*Dataset rows about figures*:
<<<<

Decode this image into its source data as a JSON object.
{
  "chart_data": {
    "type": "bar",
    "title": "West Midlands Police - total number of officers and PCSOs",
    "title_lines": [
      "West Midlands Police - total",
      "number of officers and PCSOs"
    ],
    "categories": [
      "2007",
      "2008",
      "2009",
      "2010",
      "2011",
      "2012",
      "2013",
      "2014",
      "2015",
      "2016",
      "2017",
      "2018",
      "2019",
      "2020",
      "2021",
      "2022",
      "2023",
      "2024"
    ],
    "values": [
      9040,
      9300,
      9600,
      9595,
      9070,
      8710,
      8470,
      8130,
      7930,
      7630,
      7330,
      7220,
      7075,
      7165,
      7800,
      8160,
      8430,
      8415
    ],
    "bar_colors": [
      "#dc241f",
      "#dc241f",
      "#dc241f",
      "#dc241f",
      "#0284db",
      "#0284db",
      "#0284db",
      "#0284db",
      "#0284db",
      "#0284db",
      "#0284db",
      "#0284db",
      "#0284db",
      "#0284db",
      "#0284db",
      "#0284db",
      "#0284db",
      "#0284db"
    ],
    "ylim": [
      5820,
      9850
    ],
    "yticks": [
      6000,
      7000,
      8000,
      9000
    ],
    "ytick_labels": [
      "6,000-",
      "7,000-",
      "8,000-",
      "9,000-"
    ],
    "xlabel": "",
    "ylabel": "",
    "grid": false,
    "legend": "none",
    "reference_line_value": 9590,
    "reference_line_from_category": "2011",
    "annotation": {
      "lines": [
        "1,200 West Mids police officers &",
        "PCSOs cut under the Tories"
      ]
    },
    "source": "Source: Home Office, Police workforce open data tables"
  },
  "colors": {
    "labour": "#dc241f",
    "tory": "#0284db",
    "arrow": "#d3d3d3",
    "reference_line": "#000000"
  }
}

>>>>

*What to work on*:
Please output the complete data exactly.

*Correct answer*:
Decode this image into its source data as a JSON object.
{
  "chart_data": {
    "type": "bar",
    "title": "West Midlands Police - total number of officers and PCSOs",
    "title_lines": [
      "West Midlands Police - total",
      "number of officers and PCSOs"
    ],
    "categories": [
      "2007",
      "2008",
      "2009",
      "2010",
      "2011",
      "2012",
      "2013",
      "2014",
      "2015",
      "2016",
      "2017",
      "2018",
      "2019",
      "2020",
      "2021",
      "2022",
      "2023",
      "2024"
    ],
    "values": [
      9040,
      9300,
      9600,
      9595,
      9070,
      8710,
      8470,
      8130,
      7930,
      7630,
      7330,
      7220,
      7075,
      7165,
      7800,
      8160,
      8430,
      8415
    ],
    "bar_colors": [
      "#dc241f",
      "#dc241f",
      "#dc241f",
      "#dc241f",
      "#0284db",
      "#0284db",
      "#0284db",
      "#0284db",
      "#0284db",
      "#0284db",
      "#0284db",
      "#0284db",
      "#0284db",
      "#0284db",
      "#0284db",
      "#0284db",
      "#0284db",
      "#0284db"
    ],
    "ylim": [
      5820,
      9850
    ],
    "yticks": [
      6000,
      7000,
      8000,
      9000
    ],
    "ytick_labels": [
      "6,000-",
      "7,000-",
      "8,000-",
      "9,000-"
    ],
    "xlabel": "",
    "ylabel": "",
    "grid": false,
    "legend": "none",
    "reference_line_value": 9590,
    "reference_line_from_category": "2011",
    "annotation": {
      "lines": [
        "1,200 West Mids police officers &",
        "PCSOs cut under the Tories"
      ]
    },
    "source": "Source: Home Office, Police workforce open data tables"
  },
  "colors": {
    "labour": "#dc241f",
    "tory": "#0284db",
    "arrow": "#d3d3d3",
    "reference_line": "#000000"
  }
}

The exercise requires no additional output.